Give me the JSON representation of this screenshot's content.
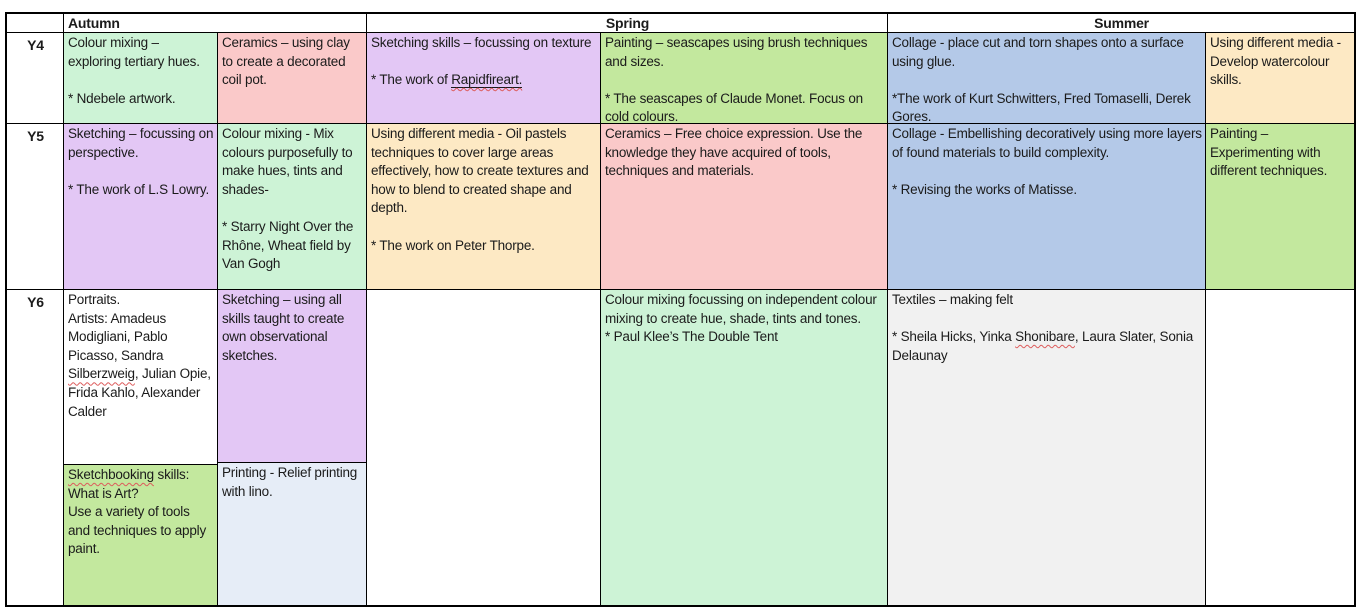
{
  "colors": {
    "mint": "#cdf3d6",
    "pink": "#fac9c9",
    "purple": "#e3c7f5",
    "peach": "#fde9c4",
    "green": "#c3e89e",
    "blue": "#b4c9e8",
    "paleblue": "#e6edf7",
    "grey": "#f1f1f1",
    "white": "#ffffff",
    "squiggle": "#dd5c5c"
  },
  "header": {
    "corner": "",
    "terms": [
      {
        "label": "Autumn"
      },
      {
        "label": "Spring"
      },
      {
        "label": "Summer"
      }
    ]
  },
  "rows": [
    {
      "year": "Y4",
      "cells": [
        {
          "bg": "mint",
          "segments": [
            {
              "text": "Colour mixing – exploring tertiary hues.\n\n* Ndebele artwork."
            }
          ]
        },
        {
          "bg": "pink",
          "segments": [
            {
              "text": "Ceramics – using clay to create a decorated coil pot."
            }
          ]
        },
        {
          "bg": "purple",
          "segments": [
            {
              "text": "Sketching skills – focussing on texture\n\n* The work of "
            },
            {
              "text": "Rapidfireart.",
              "u": true,
              "sq": true
            }
          ]
        },
        {
          "bg": "green",
          "segments": [
            {
              "text": "Painting – seascapes using brush techniques and sizes.\n\n* The seascapes of Claude Monet. Focus on cold colours."
            }
          ]
        },
        {
          "bg": "blue",
          "segments": [
            {
              "text": "Collage - place cut and torn shapes onto a surface using glue.\n\n*The work of Kurt Schwitters, Fred Tomaselli, Derek Gores."
            }
          ]
        },
        {
          "bg": "peach",
          "segments": [
            {
              "text": "Using different media - Develop watercolour skills."
            }
          ]
        }
      ]
    },
    {
      "year": "Y5",
      "cells": [
        {
          "bg": "purple",
          "segments": [
            {
              "text": "Sketching – focussing on  perspective.\n\n* The work of L.S Lowry."
            }
          ]
        },
        {
          "bg": "mint",
          "segments": [
            {
              "text": "Colour mixing - Mix colours purposefully to make hues, tints and shades-\n\n* Starry Night Over the Rhône, Wheat field by Van Gogh"
            }
          ]
        },
        {
          "bg": "peach",
          "segments": [
            {
              "text": "Using different media - Oil pastels techniques to cover large areas effectively, how to create textures and how to blend to created shape and depth.\n\n* The work on Peter Thorpe."
            }
          ]
        },
        {
          "bg": "pink",
          "segments": [
            {
              "text": "Ceramics – Free choice expression. Use the knowledge they have acquired of tools, techniques and materials."
            }
          ]
        },
        {
          "bg": "blue",
          "segments": [
            {
              "text": "Collage - Embellishing decoratively using more layers of found materials to build complexity.\n\n* Revising the works of Matisse."
            }
          ]
        },
        {
          "bg": "green",
          "segments": [
            {
              "text": "Painting – Experimenting with different techniques."
            }
          ]
        }
      ]
    },
    {
      "year": "Y6",
      "cells": [
        {
          "stack": [
            {
              "bg": "white",
              "segments": [
                {
                  "text": "Portraits.\nArtists: Amadeus Modigliani, Pablo Picasso, Sandra "
                },
                {
                  "text": "Silberzweig",
                  "sq": true
                },
                {
                  "text": ", Julian Opie, Frida Kahlo, Alexander Calder"
                }
              ]
            },
            {
              "bg": "green",
              "segments": [
                {
                  "text": "Sketchbooking",
                  "sq": true
                },
                {
                  "text": " skills:\nWhat is Art?\nUse a variety of tools and techniques to apply paint."
                }
              ]
            }
          ]
        },
        {
          "stack": [
            {
              "bg": "purple",
              "segments": [
                {
                  "text": "Sketching – using all skills taught to create own observational sketches."
                }
              ]
            },
            {
              "bg": "paleblue",
              "segments": [
                {
                  "text": "Printing - Relief printing with lino."
                }
              ]
            }
          ]
        },
        {
          "bg": "white",
          "segments": []
        },
        {
          "bg": "mint",
          "segments": [
            {
              "text": "Colour mixing focussing on independent colour mixing to create hue, shade, tints and tones.\n* Paul Klee’s The Double Tent"
            }
          ]
        },
        {
          "bg": "grey",
          "segments": [
            {
              "text": "Textiles – making felt\n\n* Sheila Hicks, Yinka "
            },
            {
              "text": "Shonibare",
              "sq": true
            },
            {
              "text": ", Laura Slater, Sonia Delaunay"
            }
          ]
        },
        {
          "bg": "white",
          "segments": []
        }
      ]
    }
  ]
}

.....

### [What is needed]
Print the whole listing above once more, word for word, without its pictures.

### [Written response]
Give me the JSON representation of this screenshot's content.
{
  "colors": {
    "mint": "#cdf3d6",
    "pink": "#fac9c9",
    "purple": "#e3c7f5",
    "peach": "#fde9c4",
    "green": "#c3e89e",
    "blue": "#b4c9e8",
    "paleblue": "#e6edf7",
    "grey": "#f1f1f1",
    "white": "#ffffff",
    "squiggle": "#dd5c5c"
  },
  "header": {
    "corner": "",
    "terms": [
      {
        "label": "Autumn"
      },
      {
        "label": "Spring"
      },
      {
        "label": "Summer"
      }
    ]
  },
  "rows": [
    {
      "year": "Y4",
      "cells": [
        {
          "bg": "mint",
          "segments": [
            {
              "text": "Colour mixing – exploring tertiary hues.\n\n* Ndebele artwork."
            }
          ]
        },
        {
          "bg": "pink",
          "segments": [
            {
              "text": "Ceramics – using clay to create a decorated coil pot."
            }
          ]
        },
        {
          "bg": "purple",
          "segments": [
            {
              "text": "Sketching skills – focussing on texture\n\n* The work of "
            },
            {
              "text": "Rapidfireart.",
              "u": true,
              "sq": true
            }
          ]
        },
        {
          "bg": "green",
          "segments": [
            {
              "text": "Painting – seascapes using brush techniques and sizes.\n\n* The seascapes of Claude Monet. Focus on cold colours."
            }
          ]
        },
        {
          "bg": "blue",
          "segments": [
            {
              "text": "Collage - place cut and torn shapes onto a surface using glue.\n\n*The work of Kurt Schwitters, Fred Tomaselli, Derek Gores."
            }
          ]
        },
        {
          "bg": "peach",
          "segments": [
            {
              "text": "Using different media - Develop watercolour skills."
            }
          ]
        }
      ]
    },
    {
      "year": "Y5",
      "cells": [
        {
          "bg": "purple",
          "segments": [
            {
              "text": "Sketching – focussing on  perspective.\n\n* The work of L.S Lowry."
            }
          ]
        },
        {
          "bg": "mint",
          "segments": [
            {
              "text": "Colour mixing - Mix colours purposefully to make hues, tints and shades-\n\n* Starry Night Over the Rhône, Wheat field by Van Gogh"
            }
          ]
        },
        {
          "bg": "peach",
          "segments": [
            {
              "text": "Using different media - Oil pastels techniques to cover large areas effectively, how to create textures and how to blend to created shape and depth.\n\n* The work on Peter Thorpe."
            }
          ]
        },
        {
          "bg": "pink",
          "segments": [
            {
              "text": "Ceramics – Free choice expression. Use the knowledge they have acquired of tools, techniques and materials."
            }
          ]
        },
        {
          "bg": "blue",
          "segments": [
            {
              "text": "Collage - Embellishing decoratively using more layers of found materials to build complexity.\n\n* Revising the works of Matisse."
            }
          ]
        },
        {
          "bg": "green",
          "segments": [
            {
              "text": "Painting – Experimenting with different techniques."
            }
          ]
        }
      ]
    },
    {
      "year": "Y6",
      "cells": [
        {
          "stack": [
            {
              "bg": "white",
              "segments": [
                {
                  "text": "Portraits.\nArtists: Amadeus Modigliani, Pablo Picasso, Sandra "
                },
                {
                  "text": "Silberzweig",
                  "sq": true
                },
                {
                  "text": ", Julian Opie, Frida Kahlo, Alexander Calder"
                }
              ]
            },
            {
              "bg": "green",
              "segments": [
                {
                  "text": "Sketchbooking",
                  "sq": true
                },
                {
                  "text": " skills:\nWhat is Art?\nUse a variety of tools and techniques to apply paint."
                }
              ]
            }
          ]
        },
        {
          "stack": [
            {
              "bg": "purple",
              "segments": [
                {
                  "text": "Sketching – using all skills taught to create own observational sketches."
                }
              ]
            },
            {
              "bg": "paleblue",
              "segments": [
                {
                  "text": "Printing - Relief printing with lino."
                }
              ]
            }
          ]
        },
        {
          "bg": "white",
          "segments": []
        },
        {
          "bg": "mint",
          "segments": [
            {
              "text": "Colour mixing focussing on independent colour mixing to create hue, shade, tints and tones.\n* Paul Klee’s The Double Tent"
            }
          ]
        },
        {
          "bg": "grey",
          "segments": [
            {
              "text": "Textiles – making felt\n\n* Sheila Hicks, Yinka "
            },
            {
              "text": "Shonibare",
              "sq": true
            },
            {
              "text": ", Laura Slater, Sonia Delaunay"
            }
          ]
        },
        {
          "bg": "white",
          "segments": []
        }
      ]
    }
  ]
}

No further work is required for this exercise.